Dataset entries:
^^^^^^^^^^^^^^^^

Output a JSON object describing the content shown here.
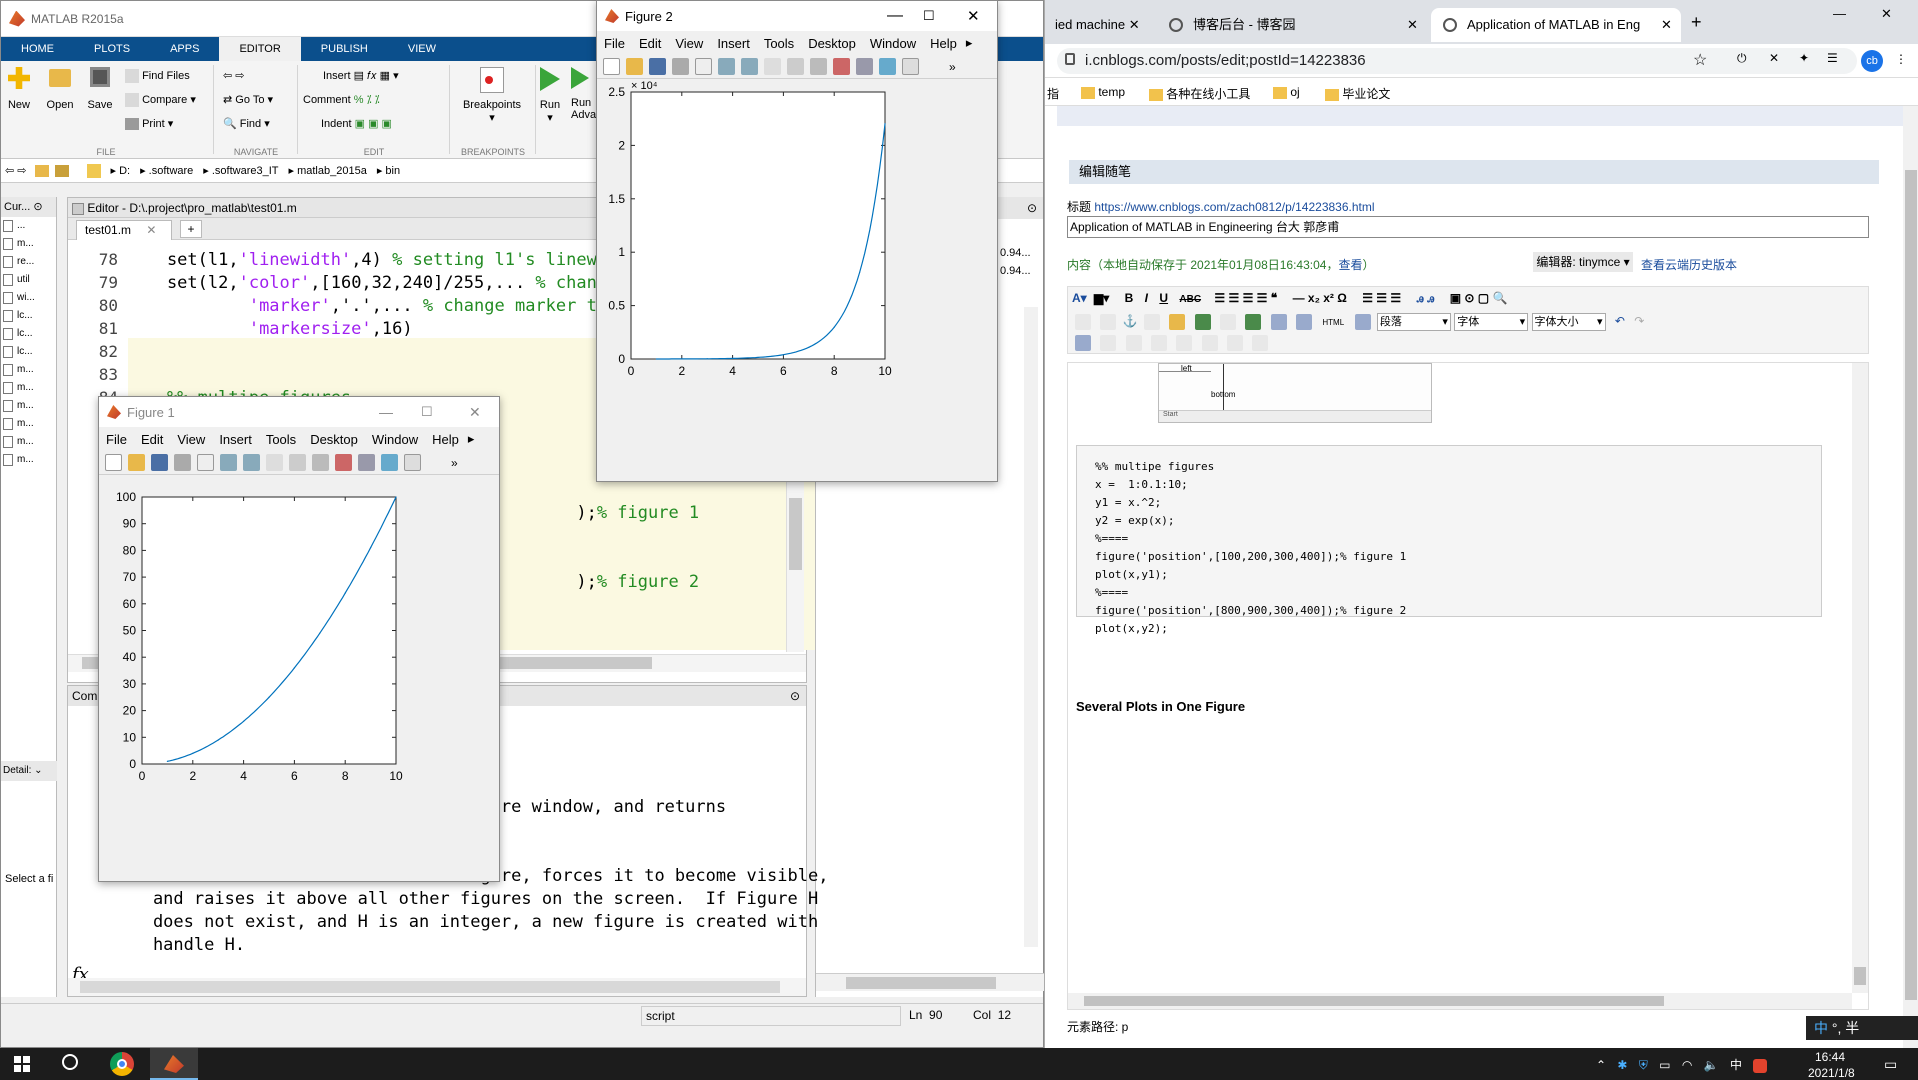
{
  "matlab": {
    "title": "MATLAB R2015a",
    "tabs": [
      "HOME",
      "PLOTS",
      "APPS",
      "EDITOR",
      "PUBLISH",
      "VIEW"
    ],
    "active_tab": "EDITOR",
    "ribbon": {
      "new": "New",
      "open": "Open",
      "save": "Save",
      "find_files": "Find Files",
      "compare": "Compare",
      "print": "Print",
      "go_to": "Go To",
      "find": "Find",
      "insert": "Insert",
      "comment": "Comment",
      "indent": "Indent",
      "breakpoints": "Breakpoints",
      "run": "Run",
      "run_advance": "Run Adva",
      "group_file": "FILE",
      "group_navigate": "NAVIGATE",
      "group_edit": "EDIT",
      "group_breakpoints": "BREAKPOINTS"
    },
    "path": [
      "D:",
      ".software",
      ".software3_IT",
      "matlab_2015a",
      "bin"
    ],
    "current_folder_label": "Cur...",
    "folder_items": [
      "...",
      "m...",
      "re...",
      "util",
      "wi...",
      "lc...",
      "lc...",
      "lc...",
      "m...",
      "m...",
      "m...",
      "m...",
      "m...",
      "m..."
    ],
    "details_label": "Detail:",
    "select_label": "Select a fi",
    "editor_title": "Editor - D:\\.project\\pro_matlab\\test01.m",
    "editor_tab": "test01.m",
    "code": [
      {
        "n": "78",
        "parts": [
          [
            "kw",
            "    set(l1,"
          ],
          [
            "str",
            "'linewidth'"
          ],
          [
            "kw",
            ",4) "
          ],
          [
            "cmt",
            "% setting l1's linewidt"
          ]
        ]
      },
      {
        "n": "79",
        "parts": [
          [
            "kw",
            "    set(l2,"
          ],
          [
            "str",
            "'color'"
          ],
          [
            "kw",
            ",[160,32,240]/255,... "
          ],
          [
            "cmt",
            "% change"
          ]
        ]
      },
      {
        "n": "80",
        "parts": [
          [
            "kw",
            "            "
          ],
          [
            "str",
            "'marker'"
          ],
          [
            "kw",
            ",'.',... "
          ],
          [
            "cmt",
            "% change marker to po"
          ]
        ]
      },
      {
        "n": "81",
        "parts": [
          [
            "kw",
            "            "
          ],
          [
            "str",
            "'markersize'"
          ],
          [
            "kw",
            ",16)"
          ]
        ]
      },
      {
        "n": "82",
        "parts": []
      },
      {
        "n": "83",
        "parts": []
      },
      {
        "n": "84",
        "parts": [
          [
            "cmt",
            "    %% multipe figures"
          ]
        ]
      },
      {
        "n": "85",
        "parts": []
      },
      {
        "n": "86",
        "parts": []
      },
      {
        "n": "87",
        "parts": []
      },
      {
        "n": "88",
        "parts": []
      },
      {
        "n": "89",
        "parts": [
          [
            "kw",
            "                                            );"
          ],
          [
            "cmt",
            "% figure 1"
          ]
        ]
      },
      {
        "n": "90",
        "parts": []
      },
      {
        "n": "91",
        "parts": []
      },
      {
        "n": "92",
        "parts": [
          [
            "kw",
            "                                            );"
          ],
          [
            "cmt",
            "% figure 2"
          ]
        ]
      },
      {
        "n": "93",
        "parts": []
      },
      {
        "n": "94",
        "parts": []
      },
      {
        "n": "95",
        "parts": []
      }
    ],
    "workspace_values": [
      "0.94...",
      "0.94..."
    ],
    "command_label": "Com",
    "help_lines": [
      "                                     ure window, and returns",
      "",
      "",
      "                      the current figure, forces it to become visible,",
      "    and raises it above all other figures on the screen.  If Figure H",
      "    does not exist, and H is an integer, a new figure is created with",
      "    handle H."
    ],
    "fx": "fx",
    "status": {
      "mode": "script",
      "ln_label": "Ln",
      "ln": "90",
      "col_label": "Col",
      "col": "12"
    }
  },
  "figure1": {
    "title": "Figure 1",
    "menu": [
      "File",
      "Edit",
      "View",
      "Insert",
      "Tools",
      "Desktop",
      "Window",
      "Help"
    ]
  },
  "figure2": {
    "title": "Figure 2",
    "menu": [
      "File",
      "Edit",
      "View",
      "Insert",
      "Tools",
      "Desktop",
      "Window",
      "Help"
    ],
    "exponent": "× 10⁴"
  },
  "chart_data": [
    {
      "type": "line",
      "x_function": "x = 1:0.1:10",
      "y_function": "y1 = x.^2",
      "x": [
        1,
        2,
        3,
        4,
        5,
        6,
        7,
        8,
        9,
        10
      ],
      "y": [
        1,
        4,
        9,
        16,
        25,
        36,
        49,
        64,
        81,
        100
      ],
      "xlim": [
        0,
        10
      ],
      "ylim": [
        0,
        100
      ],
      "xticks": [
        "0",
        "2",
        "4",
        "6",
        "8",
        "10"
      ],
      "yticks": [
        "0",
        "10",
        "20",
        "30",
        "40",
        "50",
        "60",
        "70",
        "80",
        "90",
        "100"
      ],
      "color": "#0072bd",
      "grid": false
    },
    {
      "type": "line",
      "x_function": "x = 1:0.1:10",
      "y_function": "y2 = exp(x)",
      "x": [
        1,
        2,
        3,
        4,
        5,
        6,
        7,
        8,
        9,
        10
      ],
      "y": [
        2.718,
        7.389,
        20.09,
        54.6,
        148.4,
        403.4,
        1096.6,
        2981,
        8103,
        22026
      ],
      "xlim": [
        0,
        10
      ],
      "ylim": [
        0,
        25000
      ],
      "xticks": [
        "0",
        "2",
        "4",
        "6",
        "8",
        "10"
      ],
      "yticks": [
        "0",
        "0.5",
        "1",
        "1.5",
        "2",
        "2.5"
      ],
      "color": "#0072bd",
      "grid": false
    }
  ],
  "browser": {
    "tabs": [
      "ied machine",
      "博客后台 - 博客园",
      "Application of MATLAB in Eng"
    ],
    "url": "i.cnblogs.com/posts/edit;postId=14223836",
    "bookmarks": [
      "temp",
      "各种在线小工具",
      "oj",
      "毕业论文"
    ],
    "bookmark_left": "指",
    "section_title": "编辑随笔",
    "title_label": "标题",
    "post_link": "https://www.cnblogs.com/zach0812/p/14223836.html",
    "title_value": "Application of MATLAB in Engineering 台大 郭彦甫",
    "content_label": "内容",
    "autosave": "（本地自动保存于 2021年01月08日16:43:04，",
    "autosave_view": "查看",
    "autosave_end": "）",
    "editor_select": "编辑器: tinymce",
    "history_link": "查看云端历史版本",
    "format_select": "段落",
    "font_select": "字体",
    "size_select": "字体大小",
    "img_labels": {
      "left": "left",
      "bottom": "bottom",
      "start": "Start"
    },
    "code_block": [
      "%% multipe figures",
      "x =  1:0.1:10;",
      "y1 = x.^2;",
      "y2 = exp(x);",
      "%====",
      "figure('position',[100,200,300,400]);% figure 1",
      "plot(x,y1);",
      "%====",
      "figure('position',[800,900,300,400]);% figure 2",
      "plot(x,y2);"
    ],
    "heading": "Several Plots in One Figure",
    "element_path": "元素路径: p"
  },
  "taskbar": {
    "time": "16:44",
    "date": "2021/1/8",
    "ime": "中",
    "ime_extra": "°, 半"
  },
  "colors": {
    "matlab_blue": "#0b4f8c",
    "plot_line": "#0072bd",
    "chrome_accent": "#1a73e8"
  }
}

^^^^^^^^^^^^^^^^

GIVEN REQUEST:
Retype each record exactly as it stands, but do not include the pictures.

THE REPLY:
Output a JSON object describing the content shown here.
{
  "matlab": {
    "title": "MATLAB R2015a",
    "tabs": [
      "HOME",
      "PLOTS",
      "APPS",
      "EDITOR",
      "PUBLISH",
      "VIEW"
    ],
    "active_tab": "EDITOR",
    "ribbon": {
      "new": "New",
      "open": "Open",
      "save": "Save",
      "find_files": "Find Files",
      "compare": "Compare",
      "print": "Print",
      "go_to": "Go To",
      "find": "Find",
      "insert": "Insert",
      "comment": "Comment",
      "indent": "Indent",
      "breakpoints": "Breakpoints",
      "run": "Run",
      "run_advance": "Run Adva",
      "group_file": "FILE",
      "group_navigate": "NAVIGATE",
      "group_edit": "EDIT",
      "group_breakpoints": "BREAKPOINTS"
    },
    "path": [
      "D:",
      ".software",
      ".software3_IT",
      "matlab_2015a",
      "bin"
    ],
    "current_folder_label": "Cur...",
    "folder_items": [
      "...",
      "m...",
      "re...",
      "util",
      "wi...",
      "lc...",
      "lc...",
      "lc...",
      "m...",
      "m...",
      "m...",
      "m...",
      "m...",
      "m..."
    ],
    "details_label": "Detail:",
    "select_label": "Select a fi",
    "editor_title": "Editor - D:\\.project\\pro_matlab\\test01.m",
    "editor_tab": "test01.m",
    "code": [
      {
        "n": "78",
        "parts": [
          [
            "kw",
            "    set(l1,"
          ],
          [
            "str",
            "'linewidth'"
          ],
          [
            "kw",
            ",4) "
          ],
          [
            "cmt",
            "% setting l1's linewidt"
          ]
        ]
      },
      {
        "n": "79",
        "parts": [
          [
            "kw",
            "    set(l2,"
          ],
          [
            "str",
            "'color'"
          ],
          [
            "kw",
            ",[160,32,240]/255,... "
          ],
          [
            "cmt",
            "% change"
          ]
        ]
      },
      {
        "n": "80",
        "parts": [
          [
            "kw",
            "            "
          ],
          [
            "str",
            "'marker'"
          ],
          [
            "kw",
            ",'.',... "
          ],
          [
            "cmt",
            "% change marker to po"
          ]
        ]
      },
      {
        "n": "81",
        "parts": [
          [
            "kw",
            "            "
          ],
          [
            "str",
            "'markersize'"
          ],
          [
            "kw",
            ",16)"
          ]
        ]
      },
      {
        "n": "82",
        "parts": []
      },
      {
        "n": "83",
        "parts": []
      },
      {
        "n": "84",
        "parts": [
          [
            "cmt",
            "    %% multipe figures"
          ]
        ]
      },
      {
        "n": "85",
        "parts": []
      },
      {
        "n": "86",
        "parts": []
      },
      {
        "n": "87",
        "parts": []
      },
      {
        "n": "88",
        "parts": []
      },
      {
        "n": "89",
        "parts": [
          [
            "kw",
            "                                            );"
          ],
          [
            "cmt",
            "% figure 1"
          ]
        ]
      },
      {
        "n": "90",
        "parts": []
      },
      {
        "n": "91",
        "parts": []
      },
      {
        "n": "92",
        "parts": [
          [
            "kw",
            "                                            );"
          ],
          [
            "cmt",
            "% figure 2"
          ]
        ]
      },
      {
        "n": "93",
        "parts": []
      },
      {
        "n": "94",
        "parts": []
      },
      {
        "n": "95",
        "parts": []
      }
    ],
    "workspace_values": [
      "0.94...",
      "0.94..."
    ],
    "command_label": "Com",
    "help_lines": [
      "                                     ure window, and returns",
      "",
      "",
      "                      the current figure, forces it to become visible,",
      "    and raises it above all other figures on the screen.  If Figure H",
      "    does not exist, and H is an integer, a new figure is created with",
      "    handle H."
    ],
    "fx": "fx",
    "status": {
      "mode": "script",
      "ln_label": "Ln",
      "ln": "90",
      "col_label": "Col",
      "col": "12"
    }
  },
  "figure1": {
    "title": "Figure 1",
    "menu": [
      "File",
      "Edit",
      "View",
      "Insert",
      "Tools",
      "Desktop",
      "Window",
      "Help"
    ]
  },
  "figure2": {
    "title": "Figure 2",
    "menu": [
      "File",
      "Edit",
      "View",
      "Insert",
      "Tools",
      "Desktop",
      "Window",
      "Help"
    ],
    "exponent": "× 10⁴"
  },
  "chart_data": [
    {
      "type": "line",
      "x_function": "x = 1:0.1:10",
      "y_function": "y1 = x.^2",
      "x": [
        1,
        2,
        3,
        4,
        5,
        6,
        7,
        8,
        9,
        10
      ],
      "y": [
        1,
        4,
        9,
        16,
        25,
        36,
        49,
        64,
        81,
        100
      ],
      "xlim": [
        0,
        10
      ],
      "ylim": [
        0,
        100
      ],
      "xticks": [
        "0",
        "2",
        "4",
        "6",
        "8",
        "10"
      ],
      "yticks": [
        "0",
        "10",
        "20",
        "30",
        "40",
        "50",
        "60",
        "70",
        "80",
        "90",
        "100"
      ],
      "color": "#0072bd",
      "grid": false
    },
    {
      "type": "line",
      "x_function": "x = 1:0.1:10",
      "y_function": "y2 = exp(x)",
      "x": [
        1,
        2,
        3,
        4,
        5,
        6,
        7,
        8,
        9,
        10
      ],
      "y": [
        2.718,
        7.389,
        20.09,
        54.6,
        148.4,
        403.4,
        1096.6,
        2981,
        8103,
        22026
      ],
      "xlim": [
        0,
        10
      ],
      "ylim": [
        0,
        25000
      ],
      "xticks": [
        "0",
        "2",
        "4",
        "6",
        "8",
        "10"
      ],
      "yticks": [
        "0",
        "0.5",
        "1",
        "1.5",
        "2",
        "2.5"
      ],
      "color": "#0072bd",
      "grid": false
    }
  ],
  "browser": {
    "tabs": [
      "ied machine",
      "博客后台 - 博客园",
      "Application of MATLAB in Eng"
    ],
    "url": "i.cnblogs.com/posts/edit;postId=14223836",
    "bookmarks": [
      "temp",
      "各种在线小工具",
      "oj",
      "毕业论文"
    ],
    "bookmark_left": "指",
    "section_title": "编辑随笔",
    "title_label": "标题",
    "post_link": "https://www.cnblogs.com/zach0812/p/14223836.html",
    "title_value": "Application of MATLAB in Engineering 台大 郭彦甫",
    "content_label": "内容",
    "autosave": "（本地自动保存于 2021年01月08日16:43:04，",
    "autosave_view": "查看",
    "autosave_end": "）",
    "editor_select": "编辑器: tinymce",
    "history_link": "查看云端历史版本",
    "format_select": "段落",
    "font_select": "字体",
    "size_select": "字体大小",
    "img_labels": {
      "left": "left",
      "bottom": "bottom",
      "start": "Start"
    },
    "code_block": [
      "%% multipe figures",
      "x =  1:0.1:10;",
      "y1 = x.^2;",
      "y2 = exp(x);",
      "%====",
      "figure('position',[100,200,300,400]);% figure 1",
      "plot(x,y1);",
      "%====",
      "figure('position',[800,900,300,400]);% figure 2",
      "plot(x,y2);"
    ],
    "heading": "Several Plots in One Figure",
    "element_path": "元素路径: p"
  },
  "taskbar": {
    "time": "16:44",
    "date": "2021/1/8",
    "ime": "中",
    "ime_extra": "°, 半"
  },
  "colors": {
    "matlab_blue": "#0b4f8c",
    "plot_line": "#0072bd",
    "chrome_accent": "#1a73e8"
  }
}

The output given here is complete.